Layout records
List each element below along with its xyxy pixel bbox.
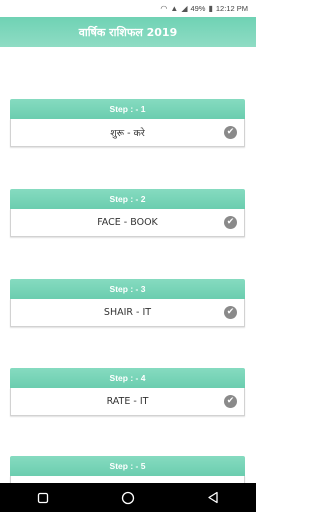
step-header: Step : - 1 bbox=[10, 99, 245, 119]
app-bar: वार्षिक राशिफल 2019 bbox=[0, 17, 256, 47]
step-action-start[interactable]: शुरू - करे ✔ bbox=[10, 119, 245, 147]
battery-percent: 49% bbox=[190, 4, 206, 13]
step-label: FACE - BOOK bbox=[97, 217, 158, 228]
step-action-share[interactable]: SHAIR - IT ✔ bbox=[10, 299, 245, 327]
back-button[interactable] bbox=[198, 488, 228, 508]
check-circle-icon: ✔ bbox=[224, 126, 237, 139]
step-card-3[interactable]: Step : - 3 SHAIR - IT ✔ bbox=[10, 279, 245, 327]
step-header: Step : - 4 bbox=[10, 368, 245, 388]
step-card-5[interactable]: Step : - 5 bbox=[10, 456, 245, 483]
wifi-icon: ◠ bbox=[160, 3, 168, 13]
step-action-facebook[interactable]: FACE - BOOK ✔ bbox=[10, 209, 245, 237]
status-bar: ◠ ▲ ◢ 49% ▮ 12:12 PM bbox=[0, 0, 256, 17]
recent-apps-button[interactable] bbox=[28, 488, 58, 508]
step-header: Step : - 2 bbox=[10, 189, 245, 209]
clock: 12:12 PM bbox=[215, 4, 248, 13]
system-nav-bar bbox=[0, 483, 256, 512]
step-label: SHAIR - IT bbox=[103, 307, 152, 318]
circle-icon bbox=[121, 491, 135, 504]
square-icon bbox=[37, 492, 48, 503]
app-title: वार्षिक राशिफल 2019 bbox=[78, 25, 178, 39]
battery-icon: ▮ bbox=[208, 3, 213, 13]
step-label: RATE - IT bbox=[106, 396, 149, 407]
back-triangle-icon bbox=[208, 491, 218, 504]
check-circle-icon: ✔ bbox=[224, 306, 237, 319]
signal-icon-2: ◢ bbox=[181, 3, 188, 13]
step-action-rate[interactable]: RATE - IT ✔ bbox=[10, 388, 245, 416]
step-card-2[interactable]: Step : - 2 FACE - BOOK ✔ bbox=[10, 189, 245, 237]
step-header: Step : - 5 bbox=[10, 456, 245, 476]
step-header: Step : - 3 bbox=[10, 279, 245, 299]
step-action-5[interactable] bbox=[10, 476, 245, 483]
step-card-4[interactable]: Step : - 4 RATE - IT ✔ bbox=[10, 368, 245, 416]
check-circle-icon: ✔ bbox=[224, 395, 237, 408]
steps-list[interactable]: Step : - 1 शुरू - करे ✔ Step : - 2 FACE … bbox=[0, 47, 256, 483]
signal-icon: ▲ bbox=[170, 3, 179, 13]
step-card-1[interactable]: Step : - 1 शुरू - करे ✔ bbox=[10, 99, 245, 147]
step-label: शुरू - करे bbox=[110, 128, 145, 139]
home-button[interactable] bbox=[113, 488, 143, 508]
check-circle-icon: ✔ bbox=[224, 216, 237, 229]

...

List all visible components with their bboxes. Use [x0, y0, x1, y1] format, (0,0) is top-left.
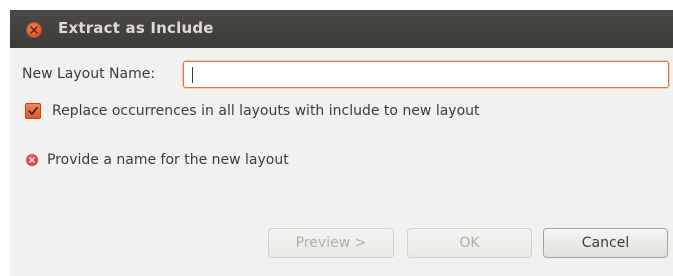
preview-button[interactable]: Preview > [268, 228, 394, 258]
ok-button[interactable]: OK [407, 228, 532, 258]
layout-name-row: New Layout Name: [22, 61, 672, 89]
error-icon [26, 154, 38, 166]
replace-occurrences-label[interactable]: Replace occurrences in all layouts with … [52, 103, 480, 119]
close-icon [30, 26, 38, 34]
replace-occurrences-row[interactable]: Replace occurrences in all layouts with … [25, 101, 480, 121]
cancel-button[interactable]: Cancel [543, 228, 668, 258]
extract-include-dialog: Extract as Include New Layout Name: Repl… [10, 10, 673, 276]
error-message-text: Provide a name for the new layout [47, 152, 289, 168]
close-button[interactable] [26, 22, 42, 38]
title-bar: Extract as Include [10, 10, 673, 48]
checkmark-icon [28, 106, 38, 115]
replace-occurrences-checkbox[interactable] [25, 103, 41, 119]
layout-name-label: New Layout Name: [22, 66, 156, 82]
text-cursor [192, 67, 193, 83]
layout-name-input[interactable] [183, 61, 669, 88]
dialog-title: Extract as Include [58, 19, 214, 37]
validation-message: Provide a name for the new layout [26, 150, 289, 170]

--

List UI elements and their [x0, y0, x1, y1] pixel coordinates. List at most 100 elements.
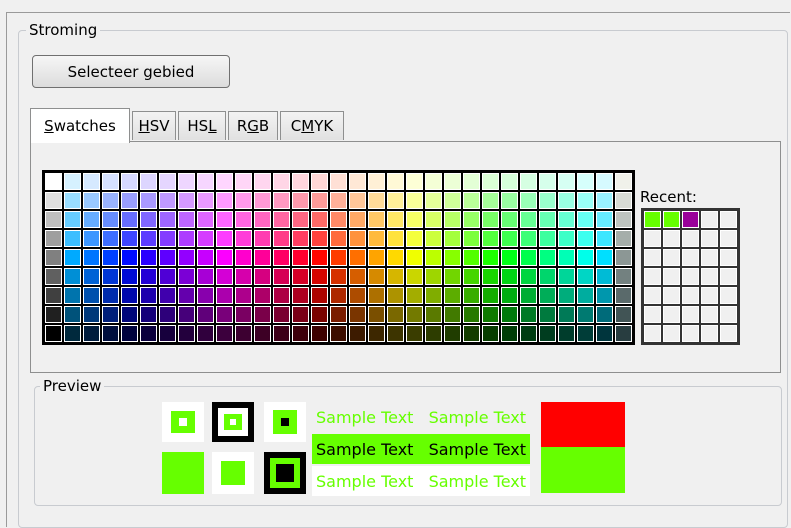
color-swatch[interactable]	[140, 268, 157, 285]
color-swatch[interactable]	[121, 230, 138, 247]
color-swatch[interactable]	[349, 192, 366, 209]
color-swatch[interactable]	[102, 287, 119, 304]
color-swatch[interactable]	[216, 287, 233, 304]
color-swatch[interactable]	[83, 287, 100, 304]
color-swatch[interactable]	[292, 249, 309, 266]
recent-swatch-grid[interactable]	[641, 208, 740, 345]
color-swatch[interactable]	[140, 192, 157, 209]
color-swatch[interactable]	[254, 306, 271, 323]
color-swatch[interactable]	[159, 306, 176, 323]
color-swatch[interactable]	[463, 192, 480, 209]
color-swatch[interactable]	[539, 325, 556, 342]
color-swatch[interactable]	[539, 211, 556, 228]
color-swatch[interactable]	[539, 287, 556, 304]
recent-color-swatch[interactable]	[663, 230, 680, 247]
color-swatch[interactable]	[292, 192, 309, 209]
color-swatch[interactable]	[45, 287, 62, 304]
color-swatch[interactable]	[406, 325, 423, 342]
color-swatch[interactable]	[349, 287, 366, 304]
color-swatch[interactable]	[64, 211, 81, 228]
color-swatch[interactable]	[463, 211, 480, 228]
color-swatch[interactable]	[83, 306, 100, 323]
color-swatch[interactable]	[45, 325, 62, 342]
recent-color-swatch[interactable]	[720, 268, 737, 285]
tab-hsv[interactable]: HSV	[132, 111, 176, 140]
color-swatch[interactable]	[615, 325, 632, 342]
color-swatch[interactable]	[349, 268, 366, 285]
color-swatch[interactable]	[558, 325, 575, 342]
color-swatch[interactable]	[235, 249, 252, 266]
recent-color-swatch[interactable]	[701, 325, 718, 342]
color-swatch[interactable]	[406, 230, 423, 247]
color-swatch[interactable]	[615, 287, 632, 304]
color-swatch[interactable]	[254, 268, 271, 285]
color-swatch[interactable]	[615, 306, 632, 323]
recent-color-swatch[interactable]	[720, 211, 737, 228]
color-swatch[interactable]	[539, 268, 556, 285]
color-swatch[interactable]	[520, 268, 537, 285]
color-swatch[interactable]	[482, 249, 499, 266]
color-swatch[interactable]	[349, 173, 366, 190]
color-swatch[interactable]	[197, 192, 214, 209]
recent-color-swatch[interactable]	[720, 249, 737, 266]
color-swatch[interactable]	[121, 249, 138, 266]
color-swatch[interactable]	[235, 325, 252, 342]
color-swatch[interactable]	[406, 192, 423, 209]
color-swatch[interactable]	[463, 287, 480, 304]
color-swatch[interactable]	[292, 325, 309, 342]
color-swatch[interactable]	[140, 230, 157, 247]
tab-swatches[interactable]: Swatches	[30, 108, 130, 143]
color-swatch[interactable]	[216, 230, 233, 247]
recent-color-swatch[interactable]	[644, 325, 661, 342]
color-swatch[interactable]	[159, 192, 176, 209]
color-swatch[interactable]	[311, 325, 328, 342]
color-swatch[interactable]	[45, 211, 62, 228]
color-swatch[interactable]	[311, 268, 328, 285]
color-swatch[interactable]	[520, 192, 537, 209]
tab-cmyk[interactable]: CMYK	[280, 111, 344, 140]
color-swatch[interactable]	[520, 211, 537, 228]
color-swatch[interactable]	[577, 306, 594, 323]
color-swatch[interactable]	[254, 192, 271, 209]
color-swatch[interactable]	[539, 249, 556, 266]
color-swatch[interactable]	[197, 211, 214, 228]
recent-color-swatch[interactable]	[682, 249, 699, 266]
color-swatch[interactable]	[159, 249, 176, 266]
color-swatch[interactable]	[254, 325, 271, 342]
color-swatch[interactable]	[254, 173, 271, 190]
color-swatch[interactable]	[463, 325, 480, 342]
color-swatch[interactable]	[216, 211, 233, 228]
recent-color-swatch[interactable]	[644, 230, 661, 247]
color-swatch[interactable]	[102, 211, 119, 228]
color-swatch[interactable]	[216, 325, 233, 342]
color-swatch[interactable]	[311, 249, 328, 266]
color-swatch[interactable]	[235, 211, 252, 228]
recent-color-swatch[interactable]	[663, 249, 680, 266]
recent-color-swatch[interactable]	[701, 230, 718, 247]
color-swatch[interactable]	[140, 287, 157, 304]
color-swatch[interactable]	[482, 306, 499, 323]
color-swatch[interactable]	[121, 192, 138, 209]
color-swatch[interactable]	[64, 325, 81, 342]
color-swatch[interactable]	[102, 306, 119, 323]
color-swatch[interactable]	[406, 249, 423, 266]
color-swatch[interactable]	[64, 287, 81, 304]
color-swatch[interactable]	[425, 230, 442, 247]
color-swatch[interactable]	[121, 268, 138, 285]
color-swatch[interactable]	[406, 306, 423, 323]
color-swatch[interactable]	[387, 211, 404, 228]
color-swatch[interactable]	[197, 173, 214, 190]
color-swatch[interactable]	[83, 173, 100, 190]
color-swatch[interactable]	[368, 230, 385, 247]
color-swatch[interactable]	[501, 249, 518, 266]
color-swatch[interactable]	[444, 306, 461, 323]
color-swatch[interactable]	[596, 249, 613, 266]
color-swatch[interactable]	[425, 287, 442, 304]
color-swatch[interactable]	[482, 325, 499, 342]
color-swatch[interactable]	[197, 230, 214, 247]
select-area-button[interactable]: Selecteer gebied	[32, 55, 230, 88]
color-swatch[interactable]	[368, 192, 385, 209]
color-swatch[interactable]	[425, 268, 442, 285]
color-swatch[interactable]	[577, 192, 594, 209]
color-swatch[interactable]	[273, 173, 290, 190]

§ What the exercise asks:
Copy the lines from the one containing "preview-button[interactable]: Preview >" through the one containing "validation-message: Provide a", keeping both of those lines, exactly as they appear.

§ Finished answer:
preview-button[interactable]: Preview > [268, 228, 394, 258]
ok-button[interactable]: OK [407, 228, 532, 258]
layout-name-row: New Layout Name: [22, 61, 672, 89]
error-icon [26, 154, 38, 166]
replace-occurrences-label[interactable]: Replace occurrences in all layouts with … [52, 103, 480, 119]
close-icon [30, 26, 38, 34]
replace-occurrences-row[interactable]: Replace occurrences in all layouts with … [25, 101, 480, 121]
cancel-button[interactable]: Cancel [543, 228, 668, 258]
extract-include-dialog: Extract as Include New Layout Name: Repl… [10, 10, 673, 276]
error-message-text: Provide a name for the new layout [47, 152, 289, 168]
close-button[interactable] [26, 22, 42, 38]
title-bar: Extract as Include [10, 10, 673, 48]
checkmark-icon [28, 106, 38, 115]
replace-occurrences-checkbox[interactable] [25, 103, 41, 119]
layout-name-label: New Layout Name: [22, 66, 156, 82]
text-cursor [192, 67, 193, 83]
layout-name-input[interactable] [183, 61, 669, 88]
dialog-title: Extract as Include [58, 19, 214, 37]
validation-message: Provide a name for the new layout [26, 150, 289, 170]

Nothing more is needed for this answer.